(Figure content listings)

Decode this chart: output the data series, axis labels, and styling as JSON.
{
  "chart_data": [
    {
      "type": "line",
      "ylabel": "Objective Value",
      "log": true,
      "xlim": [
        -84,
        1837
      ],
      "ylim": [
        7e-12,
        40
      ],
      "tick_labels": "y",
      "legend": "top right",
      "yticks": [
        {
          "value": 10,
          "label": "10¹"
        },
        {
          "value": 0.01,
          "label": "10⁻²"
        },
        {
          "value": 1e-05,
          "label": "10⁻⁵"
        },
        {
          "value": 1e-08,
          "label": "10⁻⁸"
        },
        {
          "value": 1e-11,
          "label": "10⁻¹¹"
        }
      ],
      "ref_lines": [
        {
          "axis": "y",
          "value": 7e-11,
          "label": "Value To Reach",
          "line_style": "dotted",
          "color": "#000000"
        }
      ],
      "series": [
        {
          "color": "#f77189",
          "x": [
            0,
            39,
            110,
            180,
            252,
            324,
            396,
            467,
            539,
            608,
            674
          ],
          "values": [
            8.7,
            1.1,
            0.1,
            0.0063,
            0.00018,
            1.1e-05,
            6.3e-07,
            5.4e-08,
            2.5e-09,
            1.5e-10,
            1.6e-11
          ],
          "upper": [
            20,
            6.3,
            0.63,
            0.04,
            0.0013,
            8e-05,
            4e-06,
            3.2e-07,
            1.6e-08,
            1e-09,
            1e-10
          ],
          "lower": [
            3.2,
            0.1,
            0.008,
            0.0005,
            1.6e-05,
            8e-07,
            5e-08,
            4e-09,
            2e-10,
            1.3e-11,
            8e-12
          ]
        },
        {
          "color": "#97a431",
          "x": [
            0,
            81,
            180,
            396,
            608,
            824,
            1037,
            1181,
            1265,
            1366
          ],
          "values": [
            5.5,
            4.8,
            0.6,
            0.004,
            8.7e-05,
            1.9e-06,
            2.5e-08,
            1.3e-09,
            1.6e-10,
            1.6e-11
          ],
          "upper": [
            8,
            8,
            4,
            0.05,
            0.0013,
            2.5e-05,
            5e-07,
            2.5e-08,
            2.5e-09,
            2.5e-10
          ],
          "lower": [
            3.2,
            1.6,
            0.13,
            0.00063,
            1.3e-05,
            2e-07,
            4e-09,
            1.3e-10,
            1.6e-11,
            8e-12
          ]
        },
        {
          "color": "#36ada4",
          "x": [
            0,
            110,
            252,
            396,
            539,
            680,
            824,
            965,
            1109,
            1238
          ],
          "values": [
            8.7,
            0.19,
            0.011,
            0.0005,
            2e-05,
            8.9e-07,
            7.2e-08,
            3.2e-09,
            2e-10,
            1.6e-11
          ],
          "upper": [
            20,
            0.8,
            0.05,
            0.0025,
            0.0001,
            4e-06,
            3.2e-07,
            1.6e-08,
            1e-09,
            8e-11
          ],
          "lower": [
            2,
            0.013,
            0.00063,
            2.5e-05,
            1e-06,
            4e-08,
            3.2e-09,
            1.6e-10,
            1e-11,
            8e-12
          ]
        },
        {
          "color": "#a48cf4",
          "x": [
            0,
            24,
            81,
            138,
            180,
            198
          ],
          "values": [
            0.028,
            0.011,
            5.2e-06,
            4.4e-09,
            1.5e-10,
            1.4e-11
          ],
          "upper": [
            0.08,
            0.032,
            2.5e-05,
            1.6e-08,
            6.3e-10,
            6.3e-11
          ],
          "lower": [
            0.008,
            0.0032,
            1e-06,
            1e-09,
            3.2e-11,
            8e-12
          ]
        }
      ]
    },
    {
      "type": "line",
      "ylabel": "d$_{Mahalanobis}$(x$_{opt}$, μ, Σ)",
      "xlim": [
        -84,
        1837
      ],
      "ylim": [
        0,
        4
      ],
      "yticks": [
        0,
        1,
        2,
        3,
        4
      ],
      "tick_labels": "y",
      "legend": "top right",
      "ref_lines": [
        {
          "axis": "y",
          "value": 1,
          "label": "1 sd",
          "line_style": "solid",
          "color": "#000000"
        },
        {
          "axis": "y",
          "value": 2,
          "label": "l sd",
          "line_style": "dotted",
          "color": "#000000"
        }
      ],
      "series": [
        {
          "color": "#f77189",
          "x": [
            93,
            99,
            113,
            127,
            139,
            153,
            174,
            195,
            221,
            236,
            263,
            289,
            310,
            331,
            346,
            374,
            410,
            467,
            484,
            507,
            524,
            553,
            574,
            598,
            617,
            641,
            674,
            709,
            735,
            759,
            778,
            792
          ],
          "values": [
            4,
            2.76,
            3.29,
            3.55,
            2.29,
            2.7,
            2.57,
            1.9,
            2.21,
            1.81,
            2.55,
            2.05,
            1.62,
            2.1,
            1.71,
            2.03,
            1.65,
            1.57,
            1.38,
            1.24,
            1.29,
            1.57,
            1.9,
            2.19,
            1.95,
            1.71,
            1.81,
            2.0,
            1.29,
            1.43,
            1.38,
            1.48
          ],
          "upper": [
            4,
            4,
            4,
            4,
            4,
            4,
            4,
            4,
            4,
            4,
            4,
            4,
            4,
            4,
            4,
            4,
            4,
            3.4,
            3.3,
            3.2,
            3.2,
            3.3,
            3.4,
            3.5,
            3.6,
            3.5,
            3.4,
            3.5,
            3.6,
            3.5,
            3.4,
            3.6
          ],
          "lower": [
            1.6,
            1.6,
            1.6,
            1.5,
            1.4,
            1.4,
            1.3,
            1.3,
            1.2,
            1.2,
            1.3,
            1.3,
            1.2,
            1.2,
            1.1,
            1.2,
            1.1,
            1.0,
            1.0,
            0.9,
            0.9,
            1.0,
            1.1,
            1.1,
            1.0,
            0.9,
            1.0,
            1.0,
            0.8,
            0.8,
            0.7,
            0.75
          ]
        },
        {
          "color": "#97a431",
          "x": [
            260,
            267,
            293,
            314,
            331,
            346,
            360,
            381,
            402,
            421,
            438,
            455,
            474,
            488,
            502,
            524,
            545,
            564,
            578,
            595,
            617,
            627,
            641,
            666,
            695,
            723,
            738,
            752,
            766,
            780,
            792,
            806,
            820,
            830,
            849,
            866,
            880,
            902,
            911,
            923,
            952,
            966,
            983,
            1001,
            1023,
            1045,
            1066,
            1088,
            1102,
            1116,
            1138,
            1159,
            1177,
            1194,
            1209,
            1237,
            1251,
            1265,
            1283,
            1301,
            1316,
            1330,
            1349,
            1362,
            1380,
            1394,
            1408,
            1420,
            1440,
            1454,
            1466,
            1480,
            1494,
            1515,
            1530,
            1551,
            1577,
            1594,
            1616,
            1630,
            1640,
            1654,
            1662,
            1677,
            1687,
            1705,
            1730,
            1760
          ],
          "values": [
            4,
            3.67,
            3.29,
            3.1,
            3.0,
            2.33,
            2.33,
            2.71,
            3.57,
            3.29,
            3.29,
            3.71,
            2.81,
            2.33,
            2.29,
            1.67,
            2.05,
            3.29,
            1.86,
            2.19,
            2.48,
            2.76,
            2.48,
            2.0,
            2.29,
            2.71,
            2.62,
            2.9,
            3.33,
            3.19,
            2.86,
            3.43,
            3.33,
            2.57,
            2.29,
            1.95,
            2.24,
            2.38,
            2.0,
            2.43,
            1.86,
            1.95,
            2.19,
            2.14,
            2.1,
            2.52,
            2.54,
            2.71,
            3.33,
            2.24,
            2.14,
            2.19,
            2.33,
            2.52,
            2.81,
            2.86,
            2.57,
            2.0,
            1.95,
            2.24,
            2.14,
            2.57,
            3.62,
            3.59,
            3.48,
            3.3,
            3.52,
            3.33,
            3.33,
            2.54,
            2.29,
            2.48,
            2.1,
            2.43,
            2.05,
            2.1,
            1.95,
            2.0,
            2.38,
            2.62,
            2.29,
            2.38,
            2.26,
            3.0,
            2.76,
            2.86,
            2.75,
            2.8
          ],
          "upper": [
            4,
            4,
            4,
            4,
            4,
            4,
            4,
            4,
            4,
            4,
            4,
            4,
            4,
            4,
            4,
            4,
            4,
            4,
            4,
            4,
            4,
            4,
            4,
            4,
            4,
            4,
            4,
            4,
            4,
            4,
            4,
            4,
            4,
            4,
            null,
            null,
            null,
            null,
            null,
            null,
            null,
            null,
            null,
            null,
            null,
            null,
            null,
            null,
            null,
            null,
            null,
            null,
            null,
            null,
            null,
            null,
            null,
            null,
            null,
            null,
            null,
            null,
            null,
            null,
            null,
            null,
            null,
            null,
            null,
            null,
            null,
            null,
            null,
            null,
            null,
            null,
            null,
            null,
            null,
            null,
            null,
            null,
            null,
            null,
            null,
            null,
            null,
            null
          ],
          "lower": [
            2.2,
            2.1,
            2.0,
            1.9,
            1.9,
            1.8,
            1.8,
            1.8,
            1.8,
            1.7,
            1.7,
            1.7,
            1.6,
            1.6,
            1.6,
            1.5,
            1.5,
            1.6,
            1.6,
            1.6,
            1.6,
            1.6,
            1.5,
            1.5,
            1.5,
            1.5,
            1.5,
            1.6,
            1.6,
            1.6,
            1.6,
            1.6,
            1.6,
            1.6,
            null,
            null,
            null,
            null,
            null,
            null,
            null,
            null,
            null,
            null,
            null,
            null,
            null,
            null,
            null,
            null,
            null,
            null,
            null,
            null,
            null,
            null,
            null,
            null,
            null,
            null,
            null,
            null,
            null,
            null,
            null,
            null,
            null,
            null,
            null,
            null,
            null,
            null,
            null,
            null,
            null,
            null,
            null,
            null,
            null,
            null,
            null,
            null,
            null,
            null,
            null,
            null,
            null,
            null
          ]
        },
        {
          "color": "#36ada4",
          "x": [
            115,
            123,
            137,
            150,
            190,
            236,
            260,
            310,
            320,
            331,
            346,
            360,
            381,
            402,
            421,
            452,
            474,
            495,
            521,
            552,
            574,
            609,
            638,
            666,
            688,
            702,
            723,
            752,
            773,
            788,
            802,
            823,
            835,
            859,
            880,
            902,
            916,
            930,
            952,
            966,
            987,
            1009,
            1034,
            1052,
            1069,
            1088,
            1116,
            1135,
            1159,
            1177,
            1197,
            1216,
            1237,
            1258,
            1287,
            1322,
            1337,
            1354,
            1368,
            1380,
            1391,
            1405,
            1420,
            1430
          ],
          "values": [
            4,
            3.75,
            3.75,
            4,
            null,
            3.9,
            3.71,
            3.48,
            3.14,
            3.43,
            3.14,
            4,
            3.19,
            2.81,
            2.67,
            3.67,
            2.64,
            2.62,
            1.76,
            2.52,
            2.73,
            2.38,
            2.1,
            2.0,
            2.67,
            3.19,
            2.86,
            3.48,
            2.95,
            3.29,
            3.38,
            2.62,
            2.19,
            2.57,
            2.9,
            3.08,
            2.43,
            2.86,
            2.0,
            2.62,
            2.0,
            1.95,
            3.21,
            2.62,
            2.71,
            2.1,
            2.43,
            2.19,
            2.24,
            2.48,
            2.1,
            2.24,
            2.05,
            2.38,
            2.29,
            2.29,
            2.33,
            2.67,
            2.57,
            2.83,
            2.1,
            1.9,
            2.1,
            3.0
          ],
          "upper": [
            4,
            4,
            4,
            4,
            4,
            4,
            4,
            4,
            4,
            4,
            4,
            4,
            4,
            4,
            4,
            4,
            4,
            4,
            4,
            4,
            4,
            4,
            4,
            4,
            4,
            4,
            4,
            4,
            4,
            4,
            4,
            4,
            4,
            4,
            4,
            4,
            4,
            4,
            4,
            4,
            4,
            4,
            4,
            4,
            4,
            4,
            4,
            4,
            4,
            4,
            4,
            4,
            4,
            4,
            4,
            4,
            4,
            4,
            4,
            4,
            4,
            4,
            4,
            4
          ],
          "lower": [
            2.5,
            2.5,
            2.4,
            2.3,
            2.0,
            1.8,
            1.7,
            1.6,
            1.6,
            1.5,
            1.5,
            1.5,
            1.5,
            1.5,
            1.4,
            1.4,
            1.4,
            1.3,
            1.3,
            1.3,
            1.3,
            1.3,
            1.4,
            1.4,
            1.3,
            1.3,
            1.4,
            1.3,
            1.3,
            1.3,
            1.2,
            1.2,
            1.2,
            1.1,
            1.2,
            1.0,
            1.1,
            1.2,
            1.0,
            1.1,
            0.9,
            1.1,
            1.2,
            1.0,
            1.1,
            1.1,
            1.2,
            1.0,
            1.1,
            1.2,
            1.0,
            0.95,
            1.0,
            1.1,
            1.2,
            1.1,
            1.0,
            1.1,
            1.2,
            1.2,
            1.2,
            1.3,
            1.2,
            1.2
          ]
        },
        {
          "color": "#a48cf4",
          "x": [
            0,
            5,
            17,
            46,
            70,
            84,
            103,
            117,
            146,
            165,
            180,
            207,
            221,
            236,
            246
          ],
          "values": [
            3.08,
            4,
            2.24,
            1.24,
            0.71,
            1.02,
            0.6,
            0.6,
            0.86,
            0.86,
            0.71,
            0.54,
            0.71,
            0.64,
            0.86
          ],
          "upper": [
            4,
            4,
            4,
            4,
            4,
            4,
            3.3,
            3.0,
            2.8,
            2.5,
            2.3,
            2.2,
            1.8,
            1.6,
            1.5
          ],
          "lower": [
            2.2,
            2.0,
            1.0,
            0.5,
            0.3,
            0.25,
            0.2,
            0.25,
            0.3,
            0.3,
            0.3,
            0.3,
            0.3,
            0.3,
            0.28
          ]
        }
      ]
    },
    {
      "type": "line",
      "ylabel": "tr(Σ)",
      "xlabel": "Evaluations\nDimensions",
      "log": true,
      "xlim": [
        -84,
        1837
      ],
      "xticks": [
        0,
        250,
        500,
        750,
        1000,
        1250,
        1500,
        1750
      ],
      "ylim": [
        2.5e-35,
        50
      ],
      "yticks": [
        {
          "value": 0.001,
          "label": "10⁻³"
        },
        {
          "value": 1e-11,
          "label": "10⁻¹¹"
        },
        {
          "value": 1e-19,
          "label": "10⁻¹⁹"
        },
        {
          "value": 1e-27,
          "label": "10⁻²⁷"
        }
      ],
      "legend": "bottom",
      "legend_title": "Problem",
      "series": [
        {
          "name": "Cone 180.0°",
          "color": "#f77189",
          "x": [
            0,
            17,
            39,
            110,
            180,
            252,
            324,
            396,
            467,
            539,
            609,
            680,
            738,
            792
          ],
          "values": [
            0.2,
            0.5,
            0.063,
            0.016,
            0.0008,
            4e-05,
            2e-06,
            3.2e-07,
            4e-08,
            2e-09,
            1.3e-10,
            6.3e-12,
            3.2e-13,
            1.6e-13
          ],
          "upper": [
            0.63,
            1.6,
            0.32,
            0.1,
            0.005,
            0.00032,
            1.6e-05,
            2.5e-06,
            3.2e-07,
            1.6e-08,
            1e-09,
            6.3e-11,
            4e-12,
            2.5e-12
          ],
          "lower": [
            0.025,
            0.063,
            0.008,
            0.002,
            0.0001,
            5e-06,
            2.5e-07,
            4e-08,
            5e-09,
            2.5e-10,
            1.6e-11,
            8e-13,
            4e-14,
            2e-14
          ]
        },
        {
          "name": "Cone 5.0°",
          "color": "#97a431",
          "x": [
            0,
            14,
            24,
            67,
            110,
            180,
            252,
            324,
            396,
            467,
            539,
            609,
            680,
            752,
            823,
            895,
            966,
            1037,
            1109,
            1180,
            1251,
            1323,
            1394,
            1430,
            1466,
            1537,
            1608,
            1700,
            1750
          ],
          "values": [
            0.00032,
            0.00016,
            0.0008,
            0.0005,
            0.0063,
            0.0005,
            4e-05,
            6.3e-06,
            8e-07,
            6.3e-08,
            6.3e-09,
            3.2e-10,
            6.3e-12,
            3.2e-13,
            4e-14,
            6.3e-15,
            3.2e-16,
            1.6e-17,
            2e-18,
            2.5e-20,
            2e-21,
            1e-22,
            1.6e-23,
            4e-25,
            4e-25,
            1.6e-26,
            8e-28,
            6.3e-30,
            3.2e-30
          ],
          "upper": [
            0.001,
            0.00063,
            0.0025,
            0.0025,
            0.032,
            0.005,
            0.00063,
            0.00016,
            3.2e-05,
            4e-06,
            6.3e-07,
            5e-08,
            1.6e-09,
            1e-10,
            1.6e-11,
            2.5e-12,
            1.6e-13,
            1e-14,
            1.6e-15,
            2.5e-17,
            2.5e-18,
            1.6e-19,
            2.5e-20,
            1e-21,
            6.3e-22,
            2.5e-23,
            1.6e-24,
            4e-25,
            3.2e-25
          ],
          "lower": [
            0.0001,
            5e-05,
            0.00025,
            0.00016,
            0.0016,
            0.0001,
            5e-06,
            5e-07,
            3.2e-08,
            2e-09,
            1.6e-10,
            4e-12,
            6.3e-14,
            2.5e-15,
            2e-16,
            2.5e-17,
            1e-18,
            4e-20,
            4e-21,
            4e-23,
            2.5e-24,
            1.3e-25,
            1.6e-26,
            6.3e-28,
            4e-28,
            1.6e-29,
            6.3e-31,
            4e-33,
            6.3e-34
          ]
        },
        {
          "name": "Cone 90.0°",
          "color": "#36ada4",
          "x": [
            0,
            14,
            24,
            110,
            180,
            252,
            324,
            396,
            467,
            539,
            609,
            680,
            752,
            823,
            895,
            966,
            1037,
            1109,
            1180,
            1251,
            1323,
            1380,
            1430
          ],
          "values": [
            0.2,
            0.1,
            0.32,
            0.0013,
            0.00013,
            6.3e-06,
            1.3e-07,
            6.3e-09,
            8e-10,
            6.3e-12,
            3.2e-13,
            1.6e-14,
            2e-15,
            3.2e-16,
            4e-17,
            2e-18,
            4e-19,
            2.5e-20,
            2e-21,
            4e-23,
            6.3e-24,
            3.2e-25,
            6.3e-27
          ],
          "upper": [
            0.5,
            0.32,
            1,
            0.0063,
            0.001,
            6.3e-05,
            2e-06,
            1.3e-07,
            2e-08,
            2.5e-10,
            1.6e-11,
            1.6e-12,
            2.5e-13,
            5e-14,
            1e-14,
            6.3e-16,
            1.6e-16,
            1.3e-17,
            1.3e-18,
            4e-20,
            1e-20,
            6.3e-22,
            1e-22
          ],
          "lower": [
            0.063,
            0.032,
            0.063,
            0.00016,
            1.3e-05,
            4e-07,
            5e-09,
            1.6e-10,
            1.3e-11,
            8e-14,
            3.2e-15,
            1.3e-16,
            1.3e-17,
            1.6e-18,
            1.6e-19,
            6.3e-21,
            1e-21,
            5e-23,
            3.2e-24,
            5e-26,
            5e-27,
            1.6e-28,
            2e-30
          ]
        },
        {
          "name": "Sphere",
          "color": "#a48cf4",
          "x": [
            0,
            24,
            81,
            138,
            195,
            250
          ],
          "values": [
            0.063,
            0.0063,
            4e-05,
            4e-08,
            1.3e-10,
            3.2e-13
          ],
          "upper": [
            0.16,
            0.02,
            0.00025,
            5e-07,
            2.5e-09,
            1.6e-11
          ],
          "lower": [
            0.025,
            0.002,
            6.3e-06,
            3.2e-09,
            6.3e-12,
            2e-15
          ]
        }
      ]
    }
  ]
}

• STATED EXERCISE: Find each line holding "ylabel". Copy it out.

• REPLY TO THE EXERCISE:
      "ylabel": "Objective Value",
      "ylabel": "d$_{Mahalanobis}$(x$_{opt}$, μ, Σ)",
      "ylabel": "tr(Σ)",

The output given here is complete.